**Brief:** Provide only the number of lines in the records below that include "name".
---------------
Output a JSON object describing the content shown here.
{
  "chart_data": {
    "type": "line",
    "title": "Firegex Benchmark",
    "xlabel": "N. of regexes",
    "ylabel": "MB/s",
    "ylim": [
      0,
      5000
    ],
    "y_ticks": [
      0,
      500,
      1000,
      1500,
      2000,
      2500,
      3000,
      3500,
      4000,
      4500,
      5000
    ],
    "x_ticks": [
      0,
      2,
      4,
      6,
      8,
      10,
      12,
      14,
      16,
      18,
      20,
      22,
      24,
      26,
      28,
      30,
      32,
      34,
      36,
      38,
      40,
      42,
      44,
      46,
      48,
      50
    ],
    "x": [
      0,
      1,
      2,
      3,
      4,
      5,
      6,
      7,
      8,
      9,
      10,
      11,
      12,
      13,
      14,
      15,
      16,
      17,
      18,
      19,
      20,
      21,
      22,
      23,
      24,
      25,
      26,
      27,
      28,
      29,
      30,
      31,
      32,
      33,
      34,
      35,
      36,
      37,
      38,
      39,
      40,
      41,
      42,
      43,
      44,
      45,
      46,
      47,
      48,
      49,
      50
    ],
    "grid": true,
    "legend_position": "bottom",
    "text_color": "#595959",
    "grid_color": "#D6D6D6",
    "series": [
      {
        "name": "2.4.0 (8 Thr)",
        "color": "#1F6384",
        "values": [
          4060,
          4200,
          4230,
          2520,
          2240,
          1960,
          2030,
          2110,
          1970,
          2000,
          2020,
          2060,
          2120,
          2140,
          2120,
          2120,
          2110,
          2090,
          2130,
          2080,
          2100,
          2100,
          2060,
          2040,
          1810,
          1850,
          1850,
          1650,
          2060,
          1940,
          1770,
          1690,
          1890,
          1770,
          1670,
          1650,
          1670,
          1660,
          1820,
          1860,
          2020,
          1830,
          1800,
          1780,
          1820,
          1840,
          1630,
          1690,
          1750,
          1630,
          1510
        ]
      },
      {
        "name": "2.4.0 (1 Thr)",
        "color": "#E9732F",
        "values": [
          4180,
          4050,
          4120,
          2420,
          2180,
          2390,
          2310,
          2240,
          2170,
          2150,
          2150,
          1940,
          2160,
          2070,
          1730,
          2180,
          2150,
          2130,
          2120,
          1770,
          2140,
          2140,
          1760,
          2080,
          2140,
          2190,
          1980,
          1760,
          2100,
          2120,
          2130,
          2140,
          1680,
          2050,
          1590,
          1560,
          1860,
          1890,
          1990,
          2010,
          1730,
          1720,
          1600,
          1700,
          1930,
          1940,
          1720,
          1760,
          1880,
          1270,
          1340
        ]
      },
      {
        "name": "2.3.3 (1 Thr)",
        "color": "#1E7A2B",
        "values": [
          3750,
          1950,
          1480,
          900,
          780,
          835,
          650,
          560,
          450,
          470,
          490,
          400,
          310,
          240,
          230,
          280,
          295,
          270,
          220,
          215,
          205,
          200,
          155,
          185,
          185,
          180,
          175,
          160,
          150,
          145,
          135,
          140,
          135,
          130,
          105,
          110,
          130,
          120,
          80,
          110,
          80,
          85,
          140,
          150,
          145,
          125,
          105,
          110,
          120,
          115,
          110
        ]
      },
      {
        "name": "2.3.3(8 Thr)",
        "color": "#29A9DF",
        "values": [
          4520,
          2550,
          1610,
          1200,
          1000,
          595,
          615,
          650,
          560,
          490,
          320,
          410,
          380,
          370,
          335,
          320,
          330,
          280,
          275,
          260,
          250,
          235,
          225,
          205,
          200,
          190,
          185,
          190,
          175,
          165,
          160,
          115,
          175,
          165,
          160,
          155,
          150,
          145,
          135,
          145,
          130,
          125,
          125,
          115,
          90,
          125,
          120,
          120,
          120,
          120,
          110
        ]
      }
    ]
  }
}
---------------
**Final result:** 4